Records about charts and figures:
+-------+

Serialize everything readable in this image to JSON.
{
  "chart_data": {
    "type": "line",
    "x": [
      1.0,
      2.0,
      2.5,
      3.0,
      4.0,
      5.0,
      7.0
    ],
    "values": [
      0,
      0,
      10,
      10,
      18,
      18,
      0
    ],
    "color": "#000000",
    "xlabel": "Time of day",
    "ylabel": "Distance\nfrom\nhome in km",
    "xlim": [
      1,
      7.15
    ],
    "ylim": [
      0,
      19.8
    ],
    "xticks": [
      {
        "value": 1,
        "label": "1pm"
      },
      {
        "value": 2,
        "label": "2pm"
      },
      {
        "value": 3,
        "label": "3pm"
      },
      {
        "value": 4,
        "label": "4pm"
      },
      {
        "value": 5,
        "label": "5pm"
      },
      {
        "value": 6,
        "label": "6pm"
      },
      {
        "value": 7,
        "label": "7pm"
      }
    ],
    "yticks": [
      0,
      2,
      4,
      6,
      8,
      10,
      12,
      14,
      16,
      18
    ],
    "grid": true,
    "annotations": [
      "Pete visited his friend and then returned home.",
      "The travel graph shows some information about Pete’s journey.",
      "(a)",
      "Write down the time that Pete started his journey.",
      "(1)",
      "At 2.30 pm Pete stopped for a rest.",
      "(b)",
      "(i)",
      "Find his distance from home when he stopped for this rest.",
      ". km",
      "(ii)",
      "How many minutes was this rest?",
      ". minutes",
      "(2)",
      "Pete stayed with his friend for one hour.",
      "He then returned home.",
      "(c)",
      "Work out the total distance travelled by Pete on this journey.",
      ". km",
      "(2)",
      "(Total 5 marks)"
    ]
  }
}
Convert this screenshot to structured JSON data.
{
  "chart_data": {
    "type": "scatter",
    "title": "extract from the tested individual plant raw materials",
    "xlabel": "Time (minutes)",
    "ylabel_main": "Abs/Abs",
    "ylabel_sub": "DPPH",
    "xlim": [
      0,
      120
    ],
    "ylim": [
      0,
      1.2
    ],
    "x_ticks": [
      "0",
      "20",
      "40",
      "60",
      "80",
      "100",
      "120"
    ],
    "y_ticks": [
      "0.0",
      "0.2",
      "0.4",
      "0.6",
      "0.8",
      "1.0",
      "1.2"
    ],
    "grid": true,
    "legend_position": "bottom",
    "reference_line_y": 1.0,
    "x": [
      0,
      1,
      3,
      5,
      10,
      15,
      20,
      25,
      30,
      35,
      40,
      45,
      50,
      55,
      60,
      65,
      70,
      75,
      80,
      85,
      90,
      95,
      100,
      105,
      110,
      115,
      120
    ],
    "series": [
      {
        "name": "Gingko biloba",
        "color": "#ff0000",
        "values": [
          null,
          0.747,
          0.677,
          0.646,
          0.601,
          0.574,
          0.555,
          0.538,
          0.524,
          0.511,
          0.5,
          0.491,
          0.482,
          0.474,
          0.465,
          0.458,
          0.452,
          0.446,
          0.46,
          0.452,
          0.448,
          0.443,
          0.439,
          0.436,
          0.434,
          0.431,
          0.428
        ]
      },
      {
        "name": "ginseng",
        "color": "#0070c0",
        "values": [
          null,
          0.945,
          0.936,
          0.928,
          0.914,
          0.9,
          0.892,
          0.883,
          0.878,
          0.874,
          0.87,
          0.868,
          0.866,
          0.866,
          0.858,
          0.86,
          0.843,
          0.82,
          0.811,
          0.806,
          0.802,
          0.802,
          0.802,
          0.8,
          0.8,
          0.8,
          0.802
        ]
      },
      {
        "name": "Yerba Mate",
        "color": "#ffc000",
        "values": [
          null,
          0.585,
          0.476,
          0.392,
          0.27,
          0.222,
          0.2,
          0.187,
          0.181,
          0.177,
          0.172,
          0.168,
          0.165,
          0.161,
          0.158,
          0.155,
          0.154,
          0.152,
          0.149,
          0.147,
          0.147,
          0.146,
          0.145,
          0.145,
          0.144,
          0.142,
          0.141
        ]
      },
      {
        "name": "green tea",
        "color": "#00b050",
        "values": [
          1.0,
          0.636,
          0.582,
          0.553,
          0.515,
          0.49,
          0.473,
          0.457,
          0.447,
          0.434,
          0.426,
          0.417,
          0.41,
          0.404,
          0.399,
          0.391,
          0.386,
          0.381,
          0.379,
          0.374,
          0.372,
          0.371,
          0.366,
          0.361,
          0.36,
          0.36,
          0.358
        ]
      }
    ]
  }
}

+-------+

Using the data above, print every record exactly as shown.

Serialize everything readable in this image to JSON.
{
  "chart_data": {
    "type": "line",
    "x": [
      1.0,
      2.0,
      2.5,
      3.0,
      4.0,
      5.0,
      7.0
    ],
    "values": [
      0,
      0,
      10,
      10,
      18,
      18,
      0
    ],
    "color": "#000000",
    "xlabel": "Time of day",
    "ylabel": "Distance\nfrom\nhome in km",
    "xlim": [
      1,
      7.15
    ],
    "ylim": [
      0,
      19.8
    ],
    "xticks": [
      {
        "value": 1,
        "label": "1pm"
      },
      {
        "value": 2,
        "label": "2pm"
      },
      {
        "value": 3,
        "label": "3pm"
      },
      {
        "value": 4,
        "label": "4pm"
      },
      {
        "value": 5,
        "label": "5pm"
      },
      {
        "value": 6,
        "label": "6pm"
      },
      {
        "value": 7,
        "label": "7pm"
      }
    ],
    "yticks": [
      0,
      2,
      4,
      6,
      8,
      10,
      12,
      14,
      16,
      18
    ],
    "grid": true,
    "annotations": [
      "Pete visited his friend and then returned home.",
      "The travel graph shows some information about Pete’s journey.",
      "(a)",
      "Write down the time that Pete started his journey.",
      "(1)",
      "At 2.30 pm Pete stopped for a rest.",
      "(b)",
      "(i)",
      "Find his distance from home when he stopped for this rest.",
      ". km",
      "(ii)",
      "How many minutes was this rest?",
      ". minutes",
      "(2)",
      "Pete stayed with his friend for one hour.",
      "He then returned home.",
      "(c)",
      "Work out the total distance travelled by Pete on this journey.",
      ". km",
      "(2)",
      "(Total 5 marks)"
    ]
  }
}
Convert this screenshot to structured JSON data.
{
  "chart_data": {
    "type": "scatter",
    "title": "extract from the tested individual plant raw materials",
    "xlabel": "Time (minutes)",
    "ylabel_main": "Abs/Abs",
    "ylabel_sub": "DPPH",
    "xlim": [
      0,
      120
    ],
    "ylim": [
      0,
      1.2
    ],
    "x_ticks": [
      "0",
      "20",
      "40",
      "60",
      "80",
      "100",
      "120"
    ],
    "y_ticks": [
      "0.0",
      "0.2",
      "0.4",
      "0.6",
      "0.8",
      "1.0",
      "1.2"
    ],
    "grid": true,
    "legend_position": "bottom",
    "reference_line_y": 1.0,
    "x": [
      0,
      1,
      3,
      5,
      10,
      15,
      20,
      25,
      30,
      35,
      40,
      45,
      50,
      55,
      60,
      65,
      70,
      75,
      80,
      85,
      90,
      95,
      100,
      105,
      110,
      115,
      120
    ],
    "series": [
      {
        "name": "Gingko biloba",
        "color": "#ff0000",
        "values": [
          null,
          0.747,
          0.677,
          0.646,
          0.601,
          0.574,
          0.555,
          0.538,
          0.524,
          0.511,
          0.5,
          0.491,
          0.482,
          0.474,
          0.465,
          0.458,
          0.452,
          0.446,
          0.46,
          0.452,
          0.448,
          0.443,
          0.439,
          0.436,
          0.434,
          0.431,
          0.428
        ]
      },
      {
        "name": "ginseng",
        "color": "#0070c0",
        "values": [
          null,
          0.945,
          0.936,
          0.928,
          0.914,
          0.9,
          0.892,
          0.883,
          0.878,
          0.874,
          0.87,
          0.868,
          0.866,
          0.866,
          0.858,
          0.86,
          0.843,
          0.82,
          0.811,
          0.806,
          0.802,
          0.802,
          0.802,
          0.8,
          0.8,
          0.8,
          0.802
        ]
      },
      {
        "name": "Yerba Mate",
        "color": "#ffc000",
        "values": [
          null,
          0.585,
          0.476,
          0.392,
          0.27,
          0.222,
          0.2,
          0.187,
          0.181,
          0.177,
          0.172,
          0.168,
          0.165,
          0.161,
          0.158,
          0.155,
          0.154,
          0.152,
          0.149,
          0.147,
          0.147,
          0.146,
          0.145,
          0.145,
          0.144,
          0.142,
          0.141
        ]
      },
      {
        "name": "green tea",
        "color": "#00b050",
        "values": [
          1.0,
          0.636,
          0.582,
          0.553,
          0.515,
          0.49,
          0.473,
          0.457,
          0.447,
          0.434,
          0.426,
          0.417,
          0.41,
          0.404,
          0.399,
          0.391,
          0.386,
          0.381,
          0.379,
          0.374,
          0.372,
          0.371,
          0.366,
          0.361,
          0.36,
          0.36,
          0.358
        ]
      }
    ]
  }
}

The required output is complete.